To be done: Scan the following material for the string "icon" and copy each line in which it appears.

(Stored dataset items)
+--

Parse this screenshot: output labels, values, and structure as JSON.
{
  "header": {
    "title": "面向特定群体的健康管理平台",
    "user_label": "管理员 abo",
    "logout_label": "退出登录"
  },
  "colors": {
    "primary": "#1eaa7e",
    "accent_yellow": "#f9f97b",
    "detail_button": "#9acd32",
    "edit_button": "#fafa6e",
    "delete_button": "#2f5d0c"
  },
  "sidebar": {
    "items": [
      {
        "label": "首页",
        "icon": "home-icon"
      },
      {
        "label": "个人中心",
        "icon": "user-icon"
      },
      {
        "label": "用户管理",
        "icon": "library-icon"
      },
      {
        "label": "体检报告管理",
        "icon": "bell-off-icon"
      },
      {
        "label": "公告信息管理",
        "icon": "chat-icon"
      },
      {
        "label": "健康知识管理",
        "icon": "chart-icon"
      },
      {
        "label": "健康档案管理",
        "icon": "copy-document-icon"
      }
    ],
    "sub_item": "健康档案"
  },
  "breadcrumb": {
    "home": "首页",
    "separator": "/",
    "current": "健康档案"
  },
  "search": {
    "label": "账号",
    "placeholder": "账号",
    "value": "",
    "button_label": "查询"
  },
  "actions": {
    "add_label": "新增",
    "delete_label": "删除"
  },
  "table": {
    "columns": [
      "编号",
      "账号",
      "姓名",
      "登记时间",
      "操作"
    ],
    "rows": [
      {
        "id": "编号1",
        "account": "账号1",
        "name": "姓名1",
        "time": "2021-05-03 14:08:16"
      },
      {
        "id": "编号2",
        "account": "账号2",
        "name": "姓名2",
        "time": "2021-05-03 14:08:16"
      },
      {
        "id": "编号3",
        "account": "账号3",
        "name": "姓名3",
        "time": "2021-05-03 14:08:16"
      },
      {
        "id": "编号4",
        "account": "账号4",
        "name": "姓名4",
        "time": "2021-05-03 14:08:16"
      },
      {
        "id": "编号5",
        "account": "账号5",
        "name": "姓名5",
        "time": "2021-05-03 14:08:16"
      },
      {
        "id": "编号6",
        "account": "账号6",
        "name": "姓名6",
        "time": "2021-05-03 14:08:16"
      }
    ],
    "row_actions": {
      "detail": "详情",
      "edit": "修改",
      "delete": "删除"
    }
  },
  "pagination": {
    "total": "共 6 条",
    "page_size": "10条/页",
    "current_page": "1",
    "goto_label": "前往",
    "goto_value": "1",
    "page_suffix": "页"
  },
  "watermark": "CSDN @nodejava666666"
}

+--

Worked solution:
        "icon": "home-icon"
        "icon": "user-icon"
        "icon": "library-icon"
        "icon": "bell-off-icon"
        "icon": "chat-icon"
        "icon": "chart-icon"
        "icon": "copy-document-icon"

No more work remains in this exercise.